* Problem *
Return each line containing the string "JSON".

* Records shown *
□ □ □
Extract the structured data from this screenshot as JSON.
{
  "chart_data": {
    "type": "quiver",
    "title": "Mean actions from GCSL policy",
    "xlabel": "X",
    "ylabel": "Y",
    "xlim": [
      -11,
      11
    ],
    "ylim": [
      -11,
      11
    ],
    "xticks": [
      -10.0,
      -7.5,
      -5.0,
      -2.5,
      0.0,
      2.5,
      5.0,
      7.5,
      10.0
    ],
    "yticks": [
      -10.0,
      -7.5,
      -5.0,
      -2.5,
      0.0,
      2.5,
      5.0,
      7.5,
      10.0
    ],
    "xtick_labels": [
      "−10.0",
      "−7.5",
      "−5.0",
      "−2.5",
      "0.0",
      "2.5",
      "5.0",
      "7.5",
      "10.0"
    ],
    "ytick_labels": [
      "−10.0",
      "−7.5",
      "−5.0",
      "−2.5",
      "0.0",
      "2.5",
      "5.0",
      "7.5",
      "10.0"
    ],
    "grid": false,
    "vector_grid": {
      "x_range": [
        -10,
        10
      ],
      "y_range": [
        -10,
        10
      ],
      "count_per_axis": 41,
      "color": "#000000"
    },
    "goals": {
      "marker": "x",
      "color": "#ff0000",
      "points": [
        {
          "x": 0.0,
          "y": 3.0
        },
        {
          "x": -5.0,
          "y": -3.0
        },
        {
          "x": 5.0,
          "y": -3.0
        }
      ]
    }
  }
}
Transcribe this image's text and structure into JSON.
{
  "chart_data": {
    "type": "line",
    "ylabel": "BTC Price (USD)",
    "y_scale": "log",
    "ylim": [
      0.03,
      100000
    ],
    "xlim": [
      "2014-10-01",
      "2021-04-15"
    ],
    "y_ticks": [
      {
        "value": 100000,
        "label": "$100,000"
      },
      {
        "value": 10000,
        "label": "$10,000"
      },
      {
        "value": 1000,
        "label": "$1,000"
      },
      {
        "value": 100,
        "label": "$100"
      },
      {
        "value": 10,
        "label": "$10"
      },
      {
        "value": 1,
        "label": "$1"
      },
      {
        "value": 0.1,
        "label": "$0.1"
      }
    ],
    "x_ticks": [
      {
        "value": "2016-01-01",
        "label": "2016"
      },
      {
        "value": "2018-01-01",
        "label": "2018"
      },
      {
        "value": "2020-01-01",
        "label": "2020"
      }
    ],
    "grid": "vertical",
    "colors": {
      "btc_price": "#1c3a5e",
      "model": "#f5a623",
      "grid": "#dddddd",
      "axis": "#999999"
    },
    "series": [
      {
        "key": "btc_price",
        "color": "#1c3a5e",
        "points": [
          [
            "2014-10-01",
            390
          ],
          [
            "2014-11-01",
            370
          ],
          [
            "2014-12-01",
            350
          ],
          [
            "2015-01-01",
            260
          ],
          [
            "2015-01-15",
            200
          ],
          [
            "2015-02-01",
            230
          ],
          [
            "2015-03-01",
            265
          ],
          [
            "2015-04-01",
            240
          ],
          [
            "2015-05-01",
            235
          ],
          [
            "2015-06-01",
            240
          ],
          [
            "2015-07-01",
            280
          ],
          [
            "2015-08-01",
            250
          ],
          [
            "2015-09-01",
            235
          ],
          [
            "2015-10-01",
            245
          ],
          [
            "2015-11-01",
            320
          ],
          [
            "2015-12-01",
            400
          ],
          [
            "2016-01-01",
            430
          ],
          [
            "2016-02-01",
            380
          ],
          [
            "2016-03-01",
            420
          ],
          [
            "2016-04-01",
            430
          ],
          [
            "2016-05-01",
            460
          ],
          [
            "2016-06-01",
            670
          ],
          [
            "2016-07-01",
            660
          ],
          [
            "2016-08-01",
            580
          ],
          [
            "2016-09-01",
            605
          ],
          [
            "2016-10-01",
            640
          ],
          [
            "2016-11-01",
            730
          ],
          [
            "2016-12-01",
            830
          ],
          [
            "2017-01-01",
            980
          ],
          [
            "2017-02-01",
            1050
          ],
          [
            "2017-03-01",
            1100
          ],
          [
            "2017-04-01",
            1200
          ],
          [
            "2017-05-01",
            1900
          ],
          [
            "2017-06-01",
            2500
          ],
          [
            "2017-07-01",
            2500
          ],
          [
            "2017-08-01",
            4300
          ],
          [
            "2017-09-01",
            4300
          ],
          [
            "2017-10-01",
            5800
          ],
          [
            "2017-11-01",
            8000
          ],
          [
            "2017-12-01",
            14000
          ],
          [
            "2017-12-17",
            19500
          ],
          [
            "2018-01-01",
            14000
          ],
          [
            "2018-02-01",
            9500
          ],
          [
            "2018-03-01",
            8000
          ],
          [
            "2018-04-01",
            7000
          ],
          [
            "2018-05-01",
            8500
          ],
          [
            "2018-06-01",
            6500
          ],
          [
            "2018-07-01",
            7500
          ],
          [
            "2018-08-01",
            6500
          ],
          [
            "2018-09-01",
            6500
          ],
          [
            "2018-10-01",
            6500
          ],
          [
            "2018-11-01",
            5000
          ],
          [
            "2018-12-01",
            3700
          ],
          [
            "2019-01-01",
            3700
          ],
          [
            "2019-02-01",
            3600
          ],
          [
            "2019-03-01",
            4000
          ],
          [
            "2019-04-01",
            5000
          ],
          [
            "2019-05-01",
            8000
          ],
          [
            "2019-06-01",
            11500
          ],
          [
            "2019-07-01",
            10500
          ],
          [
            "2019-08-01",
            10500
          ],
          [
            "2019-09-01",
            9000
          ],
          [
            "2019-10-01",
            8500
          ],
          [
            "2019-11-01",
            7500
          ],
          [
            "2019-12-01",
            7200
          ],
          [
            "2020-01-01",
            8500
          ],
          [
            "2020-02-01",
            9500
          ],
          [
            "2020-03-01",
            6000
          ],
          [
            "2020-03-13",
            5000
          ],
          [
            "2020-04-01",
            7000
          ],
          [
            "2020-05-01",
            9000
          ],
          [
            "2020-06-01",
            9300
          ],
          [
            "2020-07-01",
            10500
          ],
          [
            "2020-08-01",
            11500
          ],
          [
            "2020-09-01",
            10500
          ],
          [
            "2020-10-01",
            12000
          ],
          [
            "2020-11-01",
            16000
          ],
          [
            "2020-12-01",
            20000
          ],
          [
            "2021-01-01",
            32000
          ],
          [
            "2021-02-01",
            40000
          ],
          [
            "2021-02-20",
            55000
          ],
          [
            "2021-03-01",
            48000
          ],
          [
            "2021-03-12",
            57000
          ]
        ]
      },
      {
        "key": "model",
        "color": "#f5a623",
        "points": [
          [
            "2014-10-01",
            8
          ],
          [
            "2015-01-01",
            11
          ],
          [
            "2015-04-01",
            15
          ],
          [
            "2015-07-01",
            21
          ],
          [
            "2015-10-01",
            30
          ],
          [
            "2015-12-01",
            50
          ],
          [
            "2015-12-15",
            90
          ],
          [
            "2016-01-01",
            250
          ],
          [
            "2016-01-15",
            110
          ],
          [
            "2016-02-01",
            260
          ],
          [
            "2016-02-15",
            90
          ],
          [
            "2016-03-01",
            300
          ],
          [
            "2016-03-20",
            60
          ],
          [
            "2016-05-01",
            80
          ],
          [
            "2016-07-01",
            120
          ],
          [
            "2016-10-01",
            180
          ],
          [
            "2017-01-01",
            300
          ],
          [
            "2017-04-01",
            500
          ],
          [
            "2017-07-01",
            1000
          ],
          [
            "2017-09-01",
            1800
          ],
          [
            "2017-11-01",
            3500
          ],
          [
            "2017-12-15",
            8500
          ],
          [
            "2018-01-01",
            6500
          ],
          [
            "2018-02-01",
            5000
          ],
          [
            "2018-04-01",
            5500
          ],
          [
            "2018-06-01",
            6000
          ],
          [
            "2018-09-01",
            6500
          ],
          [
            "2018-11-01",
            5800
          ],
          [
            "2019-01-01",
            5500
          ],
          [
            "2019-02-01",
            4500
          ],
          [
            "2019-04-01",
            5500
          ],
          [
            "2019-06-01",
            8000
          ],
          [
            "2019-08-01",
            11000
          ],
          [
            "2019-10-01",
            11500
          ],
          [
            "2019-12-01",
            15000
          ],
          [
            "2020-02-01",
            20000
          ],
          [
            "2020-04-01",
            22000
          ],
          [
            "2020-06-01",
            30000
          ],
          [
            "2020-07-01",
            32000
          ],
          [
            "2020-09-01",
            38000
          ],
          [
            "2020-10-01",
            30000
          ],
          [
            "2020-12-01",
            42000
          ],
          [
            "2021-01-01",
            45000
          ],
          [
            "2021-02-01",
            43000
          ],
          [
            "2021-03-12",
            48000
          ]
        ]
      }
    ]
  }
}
□ □ □
* Correct result *
Extract the structured data from this screenshot as JSON.
Transcribe this image's text and structure into JSON.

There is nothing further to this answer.